[BEGIN Available data]

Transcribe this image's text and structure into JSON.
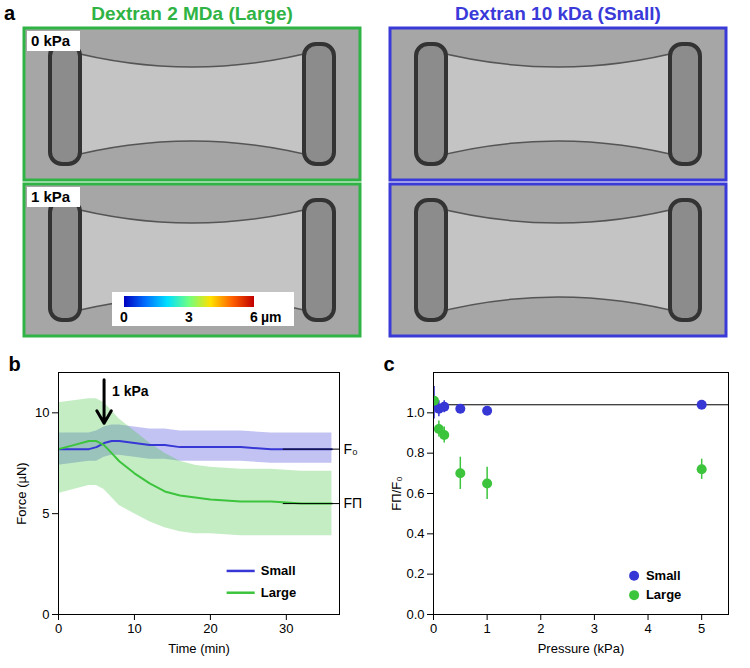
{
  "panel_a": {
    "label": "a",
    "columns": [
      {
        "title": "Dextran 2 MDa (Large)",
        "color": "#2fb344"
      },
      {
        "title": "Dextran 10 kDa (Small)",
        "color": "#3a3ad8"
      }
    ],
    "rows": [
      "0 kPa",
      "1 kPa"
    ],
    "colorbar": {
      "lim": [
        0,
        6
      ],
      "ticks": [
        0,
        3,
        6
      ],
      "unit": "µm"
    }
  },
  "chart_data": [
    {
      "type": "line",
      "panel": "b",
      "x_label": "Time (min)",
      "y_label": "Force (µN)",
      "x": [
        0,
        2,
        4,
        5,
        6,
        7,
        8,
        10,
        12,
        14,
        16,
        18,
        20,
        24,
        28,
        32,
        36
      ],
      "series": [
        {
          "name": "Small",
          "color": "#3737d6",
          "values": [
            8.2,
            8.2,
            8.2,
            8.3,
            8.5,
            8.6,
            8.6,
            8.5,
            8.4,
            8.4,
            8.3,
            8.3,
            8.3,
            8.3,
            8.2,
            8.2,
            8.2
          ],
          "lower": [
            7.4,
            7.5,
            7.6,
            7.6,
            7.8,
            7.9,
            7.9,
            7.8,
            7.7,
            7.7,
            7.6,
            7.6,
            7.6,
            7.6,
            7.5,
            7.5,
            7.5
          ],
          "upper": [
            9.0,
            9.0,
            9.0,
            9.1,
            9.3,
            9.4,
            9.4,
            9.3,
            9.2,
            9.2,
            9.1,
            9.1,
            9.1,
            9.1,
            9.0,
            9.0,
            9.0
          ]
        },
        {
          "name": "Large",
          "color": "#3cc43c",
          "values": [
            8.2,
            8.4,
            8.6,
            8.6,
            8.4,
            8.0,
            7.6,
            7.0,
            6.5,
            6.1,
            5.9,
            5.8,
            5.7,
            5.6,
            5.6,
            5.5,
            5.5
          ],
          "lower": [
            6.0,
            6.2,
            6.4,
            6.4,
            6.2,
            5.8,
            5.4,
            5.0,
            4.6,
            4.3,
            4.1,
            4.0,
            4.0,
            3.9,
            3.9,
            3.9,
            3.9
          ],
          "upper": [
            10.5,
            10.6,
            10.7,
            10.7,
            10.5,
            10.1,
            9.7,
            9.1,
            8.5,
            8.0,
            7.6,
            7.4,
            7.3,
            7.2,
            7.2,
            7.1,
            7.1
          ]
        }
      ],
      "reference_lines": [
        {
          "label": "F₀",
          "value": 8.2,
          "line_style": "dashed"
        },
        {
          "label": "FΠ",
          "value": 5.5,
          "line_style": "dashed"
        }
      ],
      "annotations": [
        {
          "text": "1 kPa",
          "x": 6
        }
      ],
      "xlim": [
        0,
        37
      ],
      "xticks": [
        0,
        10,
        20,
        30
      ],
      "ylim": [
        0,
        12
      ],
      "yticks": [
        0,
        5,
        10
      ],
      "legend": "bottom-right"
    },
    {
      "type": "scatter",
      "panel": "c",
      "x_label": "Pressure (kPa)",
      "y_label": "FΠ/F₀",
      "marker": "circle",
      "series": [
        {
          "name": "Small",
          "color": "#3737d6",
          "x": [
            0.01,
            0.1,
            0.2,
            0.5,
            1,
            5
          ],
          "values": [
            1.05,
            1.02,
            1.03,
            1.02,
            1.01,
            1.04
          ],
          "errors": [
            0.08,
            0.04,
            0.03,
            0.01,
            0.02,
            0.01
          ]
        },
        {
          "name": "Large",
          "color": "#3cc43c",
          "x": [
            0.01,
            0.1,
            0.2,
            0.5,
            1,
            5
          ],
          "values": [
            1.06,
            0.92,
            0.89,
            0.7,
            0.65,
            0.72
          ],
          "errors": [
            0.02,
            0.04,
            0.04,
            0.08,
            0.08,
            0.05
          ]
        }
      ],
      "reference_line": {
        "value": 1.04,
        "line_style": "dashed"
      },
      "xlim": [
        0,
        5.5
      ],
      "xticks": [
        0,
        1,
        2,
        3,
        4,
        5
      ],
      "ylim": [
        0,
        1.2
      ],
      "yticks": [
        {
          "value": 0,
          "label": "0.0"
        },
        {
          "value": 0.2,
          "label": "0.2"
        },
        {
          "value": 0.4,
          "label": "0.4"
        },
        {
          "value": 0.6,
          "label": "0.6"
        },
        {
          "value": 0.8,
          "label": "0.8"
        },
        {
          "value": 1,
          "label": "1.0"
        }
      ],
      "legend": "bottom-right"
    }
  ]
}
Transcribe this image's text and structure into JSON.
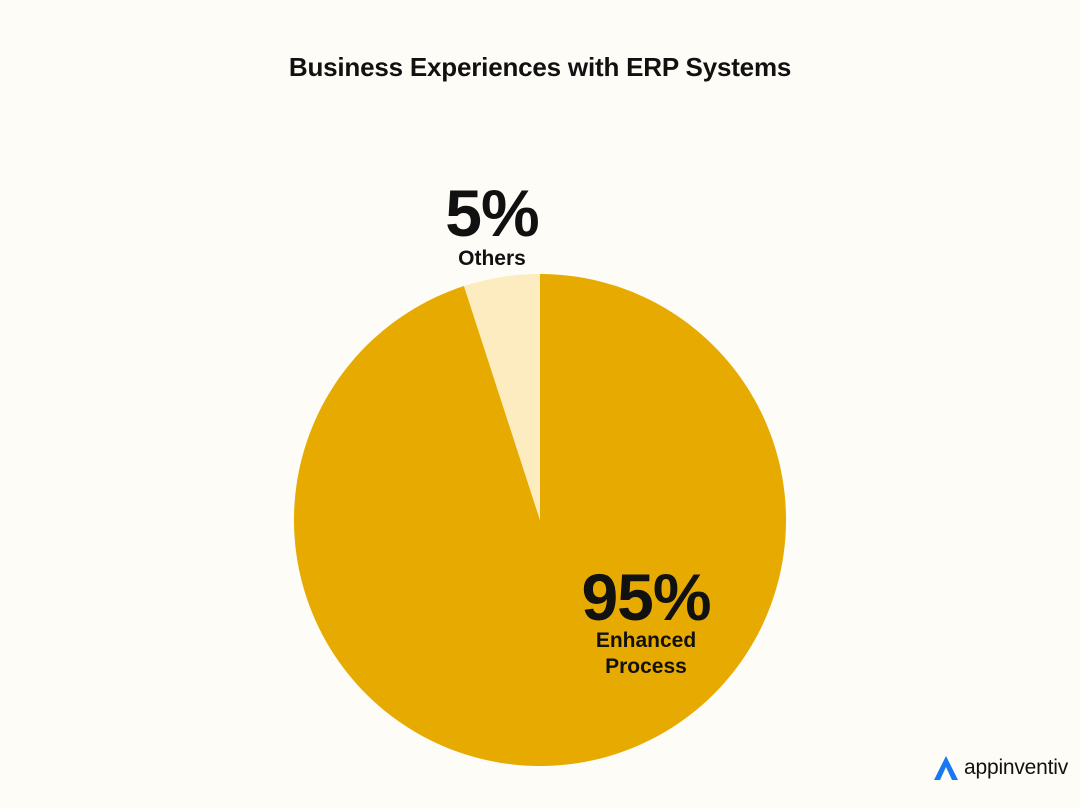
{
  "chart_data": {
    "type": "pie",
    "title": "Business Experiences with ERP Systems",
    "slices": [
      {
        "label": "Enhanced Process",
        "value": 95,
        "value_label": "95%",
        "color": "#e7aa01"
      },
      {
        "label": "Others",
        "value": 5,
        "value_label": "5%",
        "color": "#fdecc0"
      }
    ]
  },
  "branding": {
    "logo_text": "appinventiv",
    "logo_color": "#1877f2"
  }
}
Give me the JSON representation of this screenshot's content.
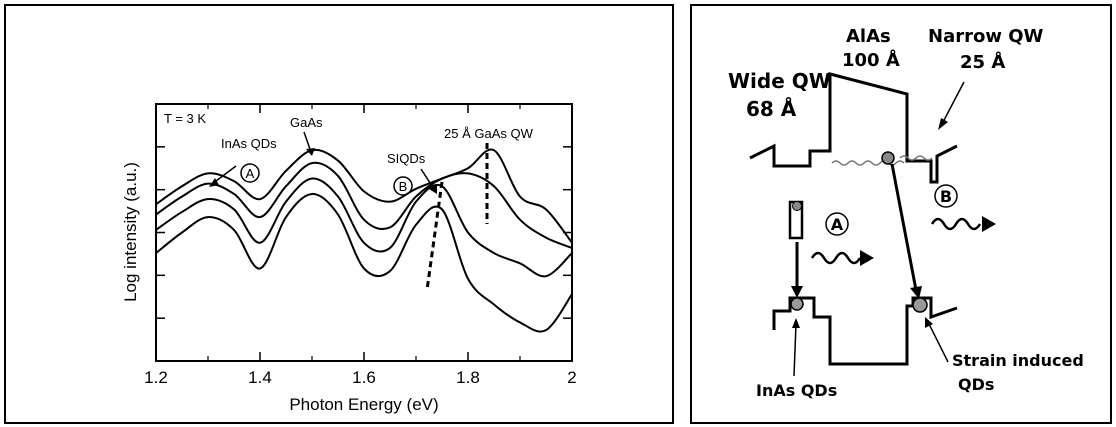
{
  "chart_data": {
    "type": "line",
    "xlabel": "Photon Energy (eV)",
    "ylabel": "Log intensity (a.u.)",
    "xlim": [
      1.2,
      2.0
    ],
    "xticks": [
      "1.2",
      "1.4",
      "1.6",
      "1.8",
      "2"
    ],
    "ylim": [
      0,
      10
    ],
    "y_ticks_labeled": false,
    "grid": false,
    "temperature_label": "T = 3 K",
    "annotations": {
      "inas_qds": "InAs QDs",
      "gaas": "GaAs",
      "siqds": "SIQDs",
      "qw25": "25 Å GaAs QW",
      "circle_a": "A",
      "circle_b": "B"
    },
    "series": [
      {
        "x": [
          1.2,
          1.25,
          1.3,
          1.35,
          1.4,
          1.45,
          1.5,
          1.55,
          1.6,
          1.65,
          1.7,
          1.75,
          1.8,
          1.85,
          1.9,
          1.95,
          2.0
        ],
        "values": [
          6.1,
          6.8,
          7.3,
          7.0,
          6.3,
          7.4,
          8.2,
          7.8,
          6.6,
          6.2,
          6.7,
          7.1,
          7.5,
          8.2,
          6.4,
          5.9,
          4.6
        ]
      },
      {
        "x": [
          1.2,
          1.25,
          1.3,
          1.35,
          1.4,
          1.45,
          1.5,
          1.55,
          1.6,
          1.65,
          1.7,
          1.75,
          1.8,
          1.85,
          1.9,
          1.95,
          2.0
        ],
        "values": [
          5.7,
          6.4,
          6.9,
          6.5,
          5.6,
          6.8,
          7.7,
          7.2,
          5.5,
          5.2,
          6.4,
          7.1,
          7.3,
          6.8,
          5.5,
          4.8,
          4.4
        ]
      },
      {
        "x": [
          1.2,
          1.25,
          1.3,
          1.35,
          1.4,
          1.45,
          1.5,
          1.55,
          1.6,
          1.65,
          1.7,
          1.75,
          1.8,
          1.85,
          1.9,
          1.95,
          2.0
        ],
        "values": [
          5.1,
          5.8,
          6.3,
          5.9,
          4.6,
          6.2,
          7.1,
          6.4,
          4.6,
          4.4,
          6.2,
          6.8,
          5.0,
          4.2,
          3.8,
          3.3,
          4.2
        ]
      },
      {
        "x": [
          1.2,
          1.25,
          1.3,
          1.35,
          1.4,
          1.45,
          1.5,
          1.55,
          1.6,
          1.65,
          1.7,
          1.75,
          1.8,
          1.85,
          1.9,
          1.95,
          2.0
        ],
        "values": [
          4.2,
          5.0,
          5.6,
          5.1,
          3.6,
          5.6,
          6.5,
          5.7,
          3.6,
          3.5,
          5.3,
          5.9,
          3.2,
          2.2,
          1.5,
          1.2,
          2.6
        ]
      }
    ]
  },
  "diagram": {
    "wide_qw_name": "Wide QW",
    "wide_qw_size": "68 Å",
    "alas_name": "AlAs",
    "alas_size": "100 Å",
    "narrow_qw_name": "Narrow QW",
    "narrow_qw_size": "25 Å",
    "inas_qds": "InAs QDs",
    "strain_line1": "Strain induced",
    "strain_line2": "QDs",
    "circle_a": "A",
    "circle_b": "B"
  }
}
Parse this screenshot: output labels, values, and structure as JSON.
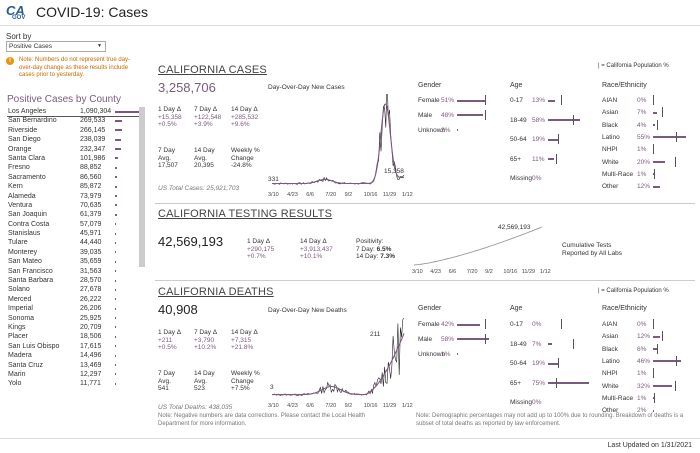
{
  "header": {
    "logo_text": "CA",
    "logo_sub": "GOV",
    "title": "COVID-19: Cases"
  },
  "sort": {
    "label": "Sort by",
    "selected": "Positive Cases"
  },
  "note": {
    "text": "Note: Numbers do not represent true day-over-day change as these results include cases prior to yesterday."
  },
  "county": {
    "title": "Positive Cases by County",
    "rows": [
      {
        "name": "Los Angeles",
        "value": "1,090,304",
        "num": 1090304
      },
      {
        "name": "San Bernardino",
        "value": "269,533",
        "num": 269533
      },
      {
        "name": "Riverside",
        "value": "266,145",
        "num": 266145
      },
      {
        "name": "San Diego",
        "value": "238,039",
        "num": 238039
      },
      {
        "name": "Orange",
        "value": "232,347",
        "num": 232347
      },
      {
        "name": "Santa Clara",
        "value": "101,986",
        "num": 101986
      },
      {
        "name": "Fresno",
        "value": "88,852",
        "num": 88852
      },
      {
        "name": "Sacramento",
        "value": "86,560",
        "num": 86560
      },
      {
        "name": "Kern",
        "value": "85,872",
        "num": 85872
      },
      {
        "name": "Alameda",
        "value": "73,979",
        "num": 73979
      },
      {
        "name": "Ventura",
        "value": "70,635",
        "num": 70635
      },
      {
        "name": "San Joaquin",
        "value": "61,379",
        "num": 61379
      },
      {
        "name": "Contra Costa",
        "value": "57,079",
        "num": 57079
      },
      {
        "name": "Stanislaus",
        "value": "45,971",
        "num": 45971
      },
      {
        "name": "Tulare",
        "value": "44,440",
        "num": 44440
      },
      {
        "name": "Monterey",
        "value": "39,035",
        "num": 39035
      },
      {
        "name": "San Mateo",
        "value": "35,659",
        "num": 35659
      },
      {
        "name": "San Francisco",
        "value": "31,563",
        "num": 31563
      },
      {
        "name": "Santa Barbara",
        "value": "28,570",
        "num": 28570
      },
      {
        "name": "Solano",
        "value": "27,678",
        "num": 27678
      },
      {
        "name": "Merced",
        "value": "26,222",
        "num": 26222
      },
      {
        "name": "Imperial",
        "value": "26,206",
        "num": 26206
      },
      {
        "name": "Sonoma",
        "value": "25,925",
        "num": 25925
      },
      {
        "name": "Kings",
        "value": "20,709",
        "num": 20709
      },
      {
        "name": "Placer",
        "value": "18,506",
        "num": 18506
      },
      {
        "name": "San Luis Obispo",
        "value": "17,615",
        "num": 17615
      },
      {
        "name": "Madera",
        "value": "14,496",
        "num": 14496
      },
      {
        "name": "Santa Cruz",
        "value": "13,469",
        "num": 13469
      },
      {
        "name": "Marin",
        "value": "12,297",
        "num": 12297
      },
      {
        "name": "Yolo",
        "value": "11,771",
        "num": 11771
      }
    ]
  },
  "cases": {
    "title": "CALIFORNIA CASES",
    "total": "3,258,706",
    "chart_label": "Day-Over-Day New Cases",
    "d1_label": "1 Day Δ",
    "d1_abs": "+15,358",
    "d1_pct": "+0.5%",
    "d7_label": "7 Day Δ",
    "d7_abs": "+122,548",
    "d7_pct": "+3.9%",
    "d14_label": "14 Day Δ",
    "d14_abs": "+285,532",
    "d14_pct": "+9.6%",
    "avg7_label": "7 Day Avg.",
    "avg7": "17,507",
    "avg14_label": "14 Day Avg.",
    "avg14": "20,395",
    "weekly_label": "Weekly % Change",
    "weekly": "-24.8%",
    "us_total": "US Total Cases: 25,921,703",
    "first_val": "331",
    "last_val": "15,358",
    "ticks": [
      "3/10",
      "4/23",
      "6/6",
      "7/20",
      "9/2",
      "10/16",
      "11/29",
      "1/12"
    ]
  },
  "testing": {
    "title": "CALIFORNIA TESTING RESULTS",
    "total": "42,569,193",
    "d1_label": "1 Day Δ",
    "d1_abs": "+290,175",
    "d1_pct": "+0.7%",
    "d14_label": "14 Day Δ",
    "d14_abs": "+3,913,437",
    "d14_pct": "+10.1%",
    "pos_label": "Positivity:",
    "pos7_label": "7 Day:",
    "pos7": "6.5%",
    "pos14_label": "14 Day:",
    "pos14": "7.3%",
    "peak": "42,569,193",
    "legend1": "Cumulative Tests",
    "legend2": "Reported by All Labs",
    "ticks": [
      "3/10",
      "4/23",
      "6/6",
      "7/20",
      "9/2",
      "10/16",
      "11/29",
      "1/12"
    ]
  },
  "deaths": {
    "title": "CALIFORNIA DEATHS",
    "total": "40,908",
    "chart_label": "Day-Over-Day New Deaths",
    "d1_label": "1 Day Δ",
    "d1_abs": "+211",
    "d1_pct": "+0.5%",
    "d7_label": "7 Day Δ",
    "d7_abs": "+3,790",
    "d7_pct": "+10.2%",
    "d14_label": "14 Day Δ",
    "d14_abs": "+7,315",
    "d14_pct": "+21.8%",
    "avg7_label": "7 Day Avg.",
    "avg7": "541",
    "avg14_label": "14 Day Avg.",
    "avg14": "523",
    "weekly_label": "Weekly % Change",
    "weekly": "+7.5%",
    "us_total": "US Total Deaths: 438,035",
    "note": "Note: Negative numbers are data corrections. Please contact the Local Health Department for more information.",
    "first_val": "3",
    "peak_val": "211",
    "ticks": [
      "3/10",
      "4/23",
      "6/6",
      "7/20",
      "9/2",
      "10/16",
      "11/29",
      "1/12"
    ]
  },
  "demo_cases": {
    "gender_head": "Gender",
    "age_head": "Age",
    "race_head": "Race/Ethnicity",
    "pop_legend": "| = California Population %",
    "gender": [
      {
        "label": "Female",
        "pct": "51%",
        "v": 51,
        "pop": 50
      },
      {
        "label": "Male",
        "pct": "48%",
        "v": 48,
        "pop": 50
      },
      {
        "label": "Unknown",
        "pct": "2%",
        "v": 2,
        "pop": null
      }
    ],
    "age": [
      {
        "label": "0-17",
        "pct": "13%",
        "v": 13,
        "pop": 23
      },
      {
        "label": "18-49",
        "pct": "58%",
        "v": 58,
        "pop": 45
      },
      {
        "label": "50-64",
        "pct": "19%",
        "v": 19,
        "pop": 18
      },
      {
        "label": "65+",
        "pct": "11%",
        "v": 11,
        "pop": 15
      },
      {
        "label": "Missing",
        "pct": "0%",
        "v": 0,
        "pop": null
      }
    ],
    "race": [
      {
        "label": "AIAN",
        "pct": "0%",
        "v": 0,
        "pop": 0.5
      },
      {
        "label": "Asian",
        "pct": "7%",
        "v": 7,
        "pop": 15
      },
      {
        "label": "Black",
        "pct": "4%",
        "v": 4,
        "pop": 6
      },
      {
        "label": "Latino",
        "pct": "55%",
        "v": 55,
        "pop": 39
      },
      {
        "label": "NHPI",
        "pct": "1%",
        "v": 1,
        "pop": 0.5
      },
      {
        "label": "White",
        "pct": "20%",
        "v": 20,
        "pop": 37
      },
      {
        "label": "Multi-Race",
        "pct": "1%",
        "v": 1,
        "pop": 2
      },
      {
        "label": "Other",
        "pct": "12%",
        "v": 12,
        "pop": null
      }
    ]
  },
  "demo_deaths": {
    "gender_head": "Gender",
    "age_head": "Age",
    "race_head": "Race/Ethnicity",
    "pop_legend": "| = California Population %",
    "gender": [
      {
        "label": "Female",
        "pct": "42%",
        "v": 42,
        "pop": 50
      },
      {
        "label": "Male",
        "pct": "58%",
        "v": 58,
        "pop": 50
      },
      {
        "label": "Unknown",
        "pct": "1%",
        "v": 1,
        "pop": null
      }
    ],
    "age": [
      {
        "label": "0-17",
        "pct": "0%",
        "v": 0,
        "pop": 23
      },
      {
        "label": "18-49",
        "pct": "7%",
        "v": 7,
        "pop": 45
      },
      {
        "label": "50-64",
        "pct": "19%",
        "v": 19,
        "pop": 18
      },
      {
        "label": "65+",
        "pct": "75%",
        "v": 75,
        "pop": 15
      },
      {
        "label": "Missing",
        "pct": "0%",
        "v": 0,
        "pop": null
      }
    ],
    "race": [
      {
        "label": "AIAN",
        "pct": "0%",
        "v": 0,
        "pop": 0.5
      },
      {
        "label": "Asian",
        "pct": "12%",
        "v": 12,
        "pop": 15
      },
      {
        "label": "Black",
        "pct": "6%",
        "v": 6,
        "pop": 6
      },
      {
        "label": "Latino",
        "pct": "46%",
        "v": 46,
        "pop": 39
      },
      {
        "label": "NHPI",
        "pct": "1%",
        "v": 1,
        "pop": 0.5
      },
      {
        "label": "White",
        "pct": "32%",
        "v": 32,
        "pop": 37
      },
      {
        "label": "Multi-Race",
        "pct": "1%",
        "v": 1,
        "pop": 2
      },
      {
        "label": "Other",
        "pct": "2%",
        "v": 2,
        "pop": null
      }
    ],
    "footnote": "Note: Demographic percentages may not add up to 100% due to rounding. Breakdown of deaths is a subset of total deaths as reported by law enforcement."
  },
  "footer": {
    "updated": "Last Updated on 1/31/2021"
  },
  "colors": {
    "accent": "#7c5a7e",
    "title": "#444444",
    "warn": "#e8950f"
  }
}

[END Available data]

**Goal:**
Pull out all lines containing the word "JSON" from the entries above.

**The solution:**
Transcribe this image's text and structure into JSON.
Transcribe this image's text and structure into JSON.
Give me the JSON representation of this screenshot's content.
Parse this screenshot: output labels, values, and structure as JSON.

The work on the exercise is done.